● Records for the task
__________

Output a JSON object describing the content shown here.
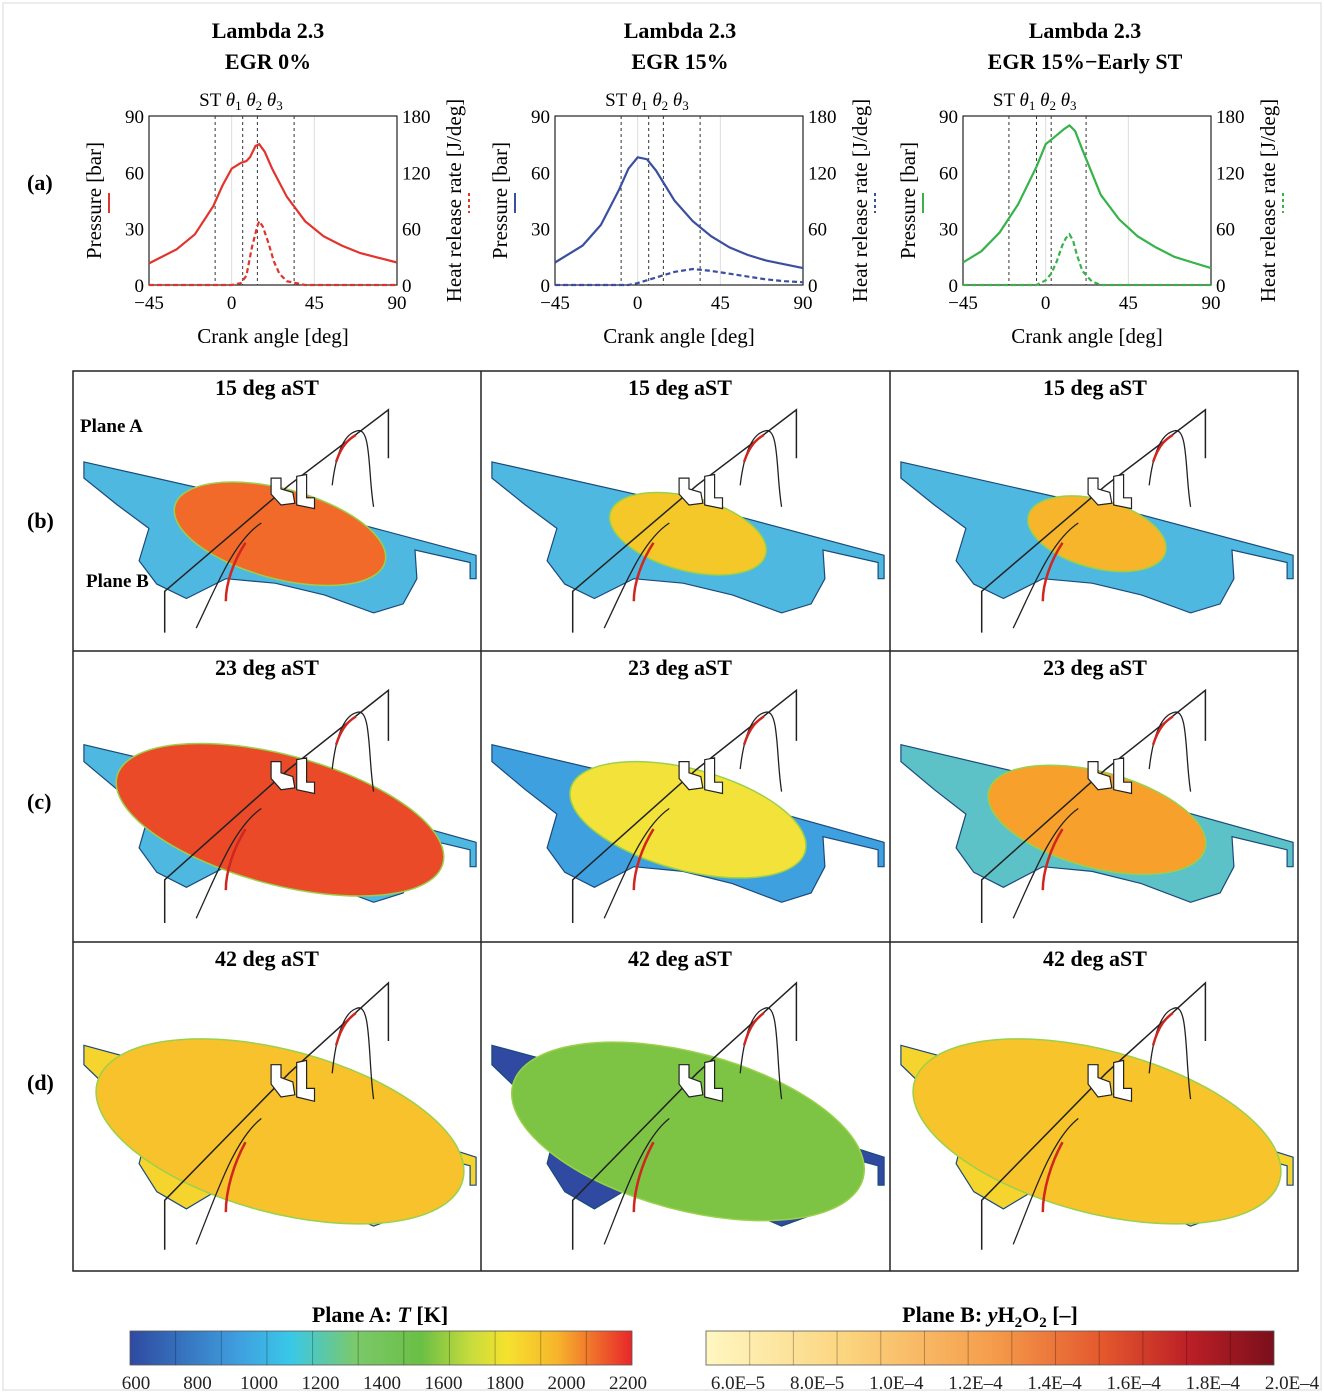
{
  "row_labels": [
    "(a)",
    "(b)",
    "(c)",
    "(d)"
  ],
  "plane_labels": {
    "a": "Plane A",
    "b": "Plane B"
  },
  "columns": [
    {
      "title1": "Lambda 2.3",
      "title2": "EGR 0%",
      "color": "#e0342c"
    },
    {
      "title1": "Lambda 2.3",
      "title2": "EGR 15%",
      "color": "#3b4fa0"
    },
    {
      "title1": "Lambda 2.3",
      "title2": "EGR 15%−Early ST",
      "color": "#36b34a"
    }
  ],
  "snapshot_titles": [
    "15 deg aST",
    "23 deg aST",
    "42 deg aST"
  ],
  "marker_labels": {
    "st": "ST",
    "t1": "θ",
    "t1_sub": "1",
    "t2": "θ",
    "t2_sub": "2",
    "t3": "θ",
    "t3_sub": "3"
  },
  "colorbars": {
    "temperature": {
      "title": "Plane A: T [K]",
      "ticks": [
        "600",
        "800",
        "1000",
        "1200",
        "1400",
        "1600",
        "1800",
        "2000",
        "2200"
      ],
      "colors": [
        "#2f4aa0",
        "#3fa0e0",
        "#39c8e8",
        "#5cc2b0",
        "#8ec84a",
        "#6abf45",
        "#c8dc3c",
        "#f5e22e",
        "#f7b52c",
        "#f26a2a",
        "#e8262a"
      ]
    },
    "h2o2": {
      "title": "Plane B: yH2O2 [–]",
      "ticks": [
        "6.0E–5",
        "8.0E–5",
        "1.0E–4",
        "1.2E–4",
        "1.4E–4",
        "1.6E–4",
        "1.8E–4",
        "2.0E–4"
      ],
      "colors": [
        "#fff7c2",
        "#fde9a0",
        "#fbd47e",
        "#f8bb62",
        "#f59e4c",
        "#ef7d3a",
        "#e4572d",
        "#d23427",
        "#bc1f26",
        "#a4161f",
        "#8e1420",
        "#7a0f1b",
        "#b2202a"
      ]
    }
  },
  "chart_data": [
    {
      "type": "line",
      "title": "Lambda 2.3 EGR 0%",
      "xlabel": "Crank angle [deg]",
      "ylabel": "Pressure [bar]",
      "y2label": "Heat release rate [J/deg]",
      "xlim": [
        -45,
        90
      ],
      "ylim": [
        0,
        90
      ],
      "y2lim": [
        0,
        180
      ],
      "xticks": [
        "−45",
        "0",
        "45",
        "90"
      ],
      "yticks": [
        "0",
        "30",
        "60",
        "90"
      ],
      "y2ticks": [
        "0",
        "60",
        "120",
        "180"
      ],
      "markers": {
        "ST": -9,
        "theta1": 6,
        "theta2": 14,
        "theta3": 34
      },
      "series": [
        {
          "axis": "left",
          "style": "solid",
          "x": [
            -45,
            -30,
            -20,
            -10,
            -5,
            0,
            5,
            8,
            10,
            13,
            15,
            18,
            22,
            30,
            40,
            50,
            60,
            70,
            80,
            90
          ],
          "y": [
            11.5,
            19,
            27,
            42,
            53,
            62,
            65,
            66,
            68,
            74,
            75,
            71,
            62,
            47,
            34,
            26,
            21,
            17,
            14.5,
            12
          ]
        },
        {
          "axis": "right",
          "style": "dashed",
          "x": [
            -45,
            0,
            5,
            8,
            11,
            14,
            15,
            17,
            20,
            23,
            26,
            30,
            40,
            90
          ],
          "y": [
            0,
            0,
            2,
            10,
            40,
            63,
            68,
            62,
            45,
            25,
            12,
            4,
            0,
            0
          ]
        }
      ]
    },
    {
      "type": "line",
      "title": "Lambda 2.3 EGR 15%",
      "xlabel": "Crank angle [deg]",
      "ylabel": "Pressure [bar]",
      "y2label": "Heat release rate [J/deg]",
      "xlim": [
        -45,
        90
      ],
      "ylim": [
        0,
        90
      ],
      "y2lim": [
        0,
        180
      ],
      "xticks": [
        "−45",
        "0",
        "45",
        "90"
      ],
      "yticks": [
        "0",
        "30",
        "60",
        "90"
      ],
      "y2ticks": [
        "0",
        "60",
        "120",
        "180"
      ],
      "markers": {
        "ST": -9,
        "theta1": 6,
        "theta2": 14,
        "theta3": 34
      },
      "series": [
        {
          "axis": "left",
          "style": "solid",
          "x": [
            -45,
            -30,
            -20,
            -10,
            -5,
            0,
            5,
            10,
            15,
            20,
            30,
            40,
            50,
            60,
            70,
            80,
            90
          ],
          "y": [
            12,
            21,
            32,
            51,
            62,
            68,
            67,
            61,
            53,
            45,
            34,
            26,
            20,
            16,
            13,
            11,
            9
          ]
        },
        {
          "axis": "right",
          "style": "dashed",
          "x": [
            -45,
            -5,
            0,
            10,
            20,
            30,
            40,
            50,
            60,
            70,
            80,
            90
          ],
          "y": [
            0,
            0,
            2,
            8,
            14,
            17,
            15,
            12,
            9,
            6,
            4,
            3
          ]
        }
      ]
    },
    {
      "type": "line",
      "title": "Lambda 2.3 EGR 15%−Early ST",
      "xlabel": "Crank angle [deg]",
      "ylabel": "Pressure [bar]",
      "y2label": "Heat release rate [J/deg]",
      "xlim": [
        -45,
        90
      ],
      "ylim": [
        0,
        90
      ],
      "y2lim": [
        0,
        180
      ],
      "xticks": [
        "−45",
        "0",
        "45",
        "90"
      ],
      "yticks": [
        "0",
        "30",
        "60",
        "90"
      ],
      "y2ticks": [
        "0",
        "60",
        "120",
        "180"
      ],
      "markers": {
        "ST": -20,
        "theta1": -5,
        "theta2": 3,
        "theta3": 22
      },
      "series": [
        {
          "axis": "left",
          "style": "solid",
          "x": [
            -45,
            -35,
            -25,
            -15,
            -5,
            0,
            5,
            10,
            13,
            16,
            20,
            25,
            30,
            40,
            50,
            60,
            70,
            80,
            90
          ],
          "y": [
            12,
            18,
            28,
            43,
            63,
            75,
            79,
            83,
            85,
            82,
            72,
            60,
            48,
            35,
            26,
            20,
            15,
            12,
            9
          ]
        },
        {
          "axis": "right",
          "style": "dashed",
          "x": [
            -45,
            -5,
            0,
            3,
            6,
            9,
            11,
            13,
            15,
            17,
            20,
            25,
            30,
            90
          ],
          "y": [
            0,
            0,
            5,
            12,
            25,
            42,
            50,
            54,
            47,
            32,
            15,
            4,
            0,
            0
          ]
        }
      ]
    }
  ]
}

__________

● What is required
Output the data exactly. Pictures don't belong in the result.

● Result
Output a JSON object describing the content shown here.
{
  "row_labels": [
    "(a)",
    "(b)",
    "(c)",
    "(d)"
  ],
  "plane_labels": {
    "a": "Plane A",
    "b": "Plane B"
  },
  "columns": [
    {
      "title1": "Lambda 2.3",
      "title2": "EGR 0%",
      "color": "#e0342c"
    },
    {
      "title1": "Lambda 2.3",
      "title2": "EGR 15%",
      "color": "#3b4fa0"
    },
    {
      "title1": "Lambda 2.3",
      "title2": "EGR 15%−Early ST",
      "color": "#36b34a"
    }
  ],
  "snapshot_titles": [
    "15 deg aST",
    "23 deg aST",
    "42 deg aST"
  ],
  "marker_labels": {
    "st": "ST",
    "t1": "θ",
    "t1_sub": "1",
    "t2": "θ",
    "t2_sub": "2",
    "t3": "θ",
    "t3_sub": "3"
  },
  "colorbars": {
    "temperature": {
      "title": "Plane A: T [K]",
      "ticks": [
        "600",
        "800",
        "1000",
        "1200",
        "1400",
        "1600",
        "1800",
        "2000",
        "2200"
      ],
      "colors": [
        "#2f4aa0",
        "#3fa0e0",
        "#39c8e8",
        "#5cc2b0",
        "#8ec84a",
        "#6abf45",
        "#c8dc3c",
        "#f5e22e",
        "#f7b52c",
        "#f26a2a",
        "#e8262a"
      ]
    },
    "h2o2": {
      "title": "Plane B: yH2O2 [–]",
      "ticks": [
        "6.0E–5",
        "8.0E–5",
        "1.0E–4",
        "1.2E–4",
        "1.4E–4",
        "1.6E–4",
        "1.8E–4",
        "2.0E–4"
      ],
      "colors": [
        "#fff7c2",
        "#fde9a0",
        "#fbd47e",
        "#f8bb62",
        "#f59e4c",
        "#ef7d3a",
        "#e4572d",
        "#d23427",
        "#bc1f26",
        "#a4161f",
        "#8e1420",
        "#7a0f1b",
        "#b2202a"
      ]
    }
  },
  "chart_data": [
    {
      "type": "line",
      "title": "Lambda 2.3 EGR 0%",
      "xlabel": "Crank angle [deg]",
      "ylabel": "Pressure [bar]",
      "y2label": "Heat release rate [J/deg]",
      "xlim": [
        -45,
        90
      ],
      "ylim": [
        0,
        90
      ],
      "y2lim": [
        0,
        180
      ],
      "xticks": [
        "−45",
        "0",
        "45",
        "90"
      ],
      "yticks": [
        "0",
        "30",
        "60",
        "90"
      ],
      "y2ticks": [
        "0",
        "60",
        "120",
        "180"
      ],
      "markers": {
        "ST": -9,
        "theta1": 6,
        "theta2": 14,
        "theta3": 34
      },
      "series": [
        {
          "axis": "left",
          "style": "solid",
          "x": [
            -45,
            -30,
            -20,
            -10,
            -5,
            0,
            5,
            8,
            10,
            13,
            15,
            18,
            22,
            30,
            40,
            50,
            60,
            70,
            80,
            90
          ],
          "y": [
            11.5,
            19,
            27,
            42,
            53,
            62,
            65,
            66,
            68,
            74,
            75,
            71,
            62,
            47,
            34,
            26,
            21,
            17,
            14.5,
            12
          ]
        },
        {
          "axis": "right",
          "style": "dashed",
          "x": [
            -45,
            0,
            5,
            8,
            11,
            14,
            15,
            17,
            20,
            23,
            26,
            30,
            40,
            90
          ],
          "y": [
            0,
            0,
            2,
            10,
            40,
            63,
            68,
            62,
            45,
            25,
            12,
            4,
            0,
            0
          ]
        }
      ]
    },
    {
      "type": "line",
      "title": "Lambda 2.3 EGR 15%",
      "xlabel": "Crank angle [deg]",
      "ylabel": "Pressure [bar]",
      "y2label": "Heat release rate [J/deg]",
      "xlim": [
        -45,
        90
      ],
      "ylim": [
        0,
        90
      ],
      "y2lim": [
        0,
        180
      ],
      "xticks": [
        "−45",
        "0",
        "45",
        "90"
      ],
      "yticks": [
        "0",
        "30",
        "60",
        "90"
      ],
      "y2ticks": [
        "0",
        "60",
        "120",
        "180"
      ],
      "markers": {
        "ST": -9,
        "theta1": 6,
        "theta2": 14,
        "theta3": 34
      },
      "series": [
        {
          "axis": "left",
          "style": "solid",
          "x": [
            -45,
            -30,
            -20,
            -10,
            -5,
            0,
            5,
            10,
            15,
            20,
            30,
            40,
            50,
            60,
            70,
            80,
            90
          ],
          "y": [
            12,
            21,
            32,
            51,
            62,
            68,
            67,
            61,
            53,
            45,
            34,
            26,
            20,
            16,
            13,
            11,
            9
          ]
        },
        {
          "axis": "right",
          "style": "dashed",
          "x": [
            -45,
            -5,
            0,
            10,
            20,
            30,
            40,
            50,
            60,
            70,
            80,
            90
          ],
          "y": [
            0,
            0,
            2,
            8,
            14,
            17,
            15,
            12,
            9,
            6,
            4,
            3
          ]
        }
      ]
    },
    {
      "type": "line",
      "title": "Lambda 2.3 EGR 15%−Early ST",
      "xlabel": "Crank angle [deg]",
      "ylabel": "Pressure [bar]",
      "y2label": "Heat release rate [J/deg]",
      "xlim": [
        -45,
        90
      ],
      "ylim": [
        0,
        90
      ],
      "y2lim": [
        0,
        180
      ],
      "xticks": [
        "−45",
        "0",
        "45",
        "90"
      ],
      "yticks": [
        "0",
        "30",
        "60",
        "90"
      ],
      "y2ticks": [
        "0",
        "60",
        "120",
        "180"
      ],
      "markers": {
        "ST": -20,
        "theta1": -5,
        "theta2": 3,
        "theta3": 22
      },
      "series": [
        {
          "axis": "left",
          "style": "solid",
          "x": [
            -45,
            -35,
            -25,
            -15,
            -5,
            0,
            5,
            10,
            13,
            16,
            20,
            25,
            30,
            40,
            50,
            60,
            70,
            80,
            90
          ],
          "y": [
            12,
            18,
            28,
            43,
            63,
            75,
            79,
            83,
            85,
            82,
            72,
            60,
            48,
            35,
            26,
            20,
            15,
            12,
            9
          ]
        },
        {
          "axis": "right",
          "style": "dashed",
          "x": [
            -45,
            -5,
            0,
            3,
            6,
            9,
            11,
            13,
            15,
            17,
            20,
            25,
            30,
            90
          ],
          "y": [
            0,
            0,
            5,
            12,
            25,
            42,
            50,
            54,
            47,
            32,
            15,
            4,
            0,
            0
          ]
        }
      ]
    }
  ]
}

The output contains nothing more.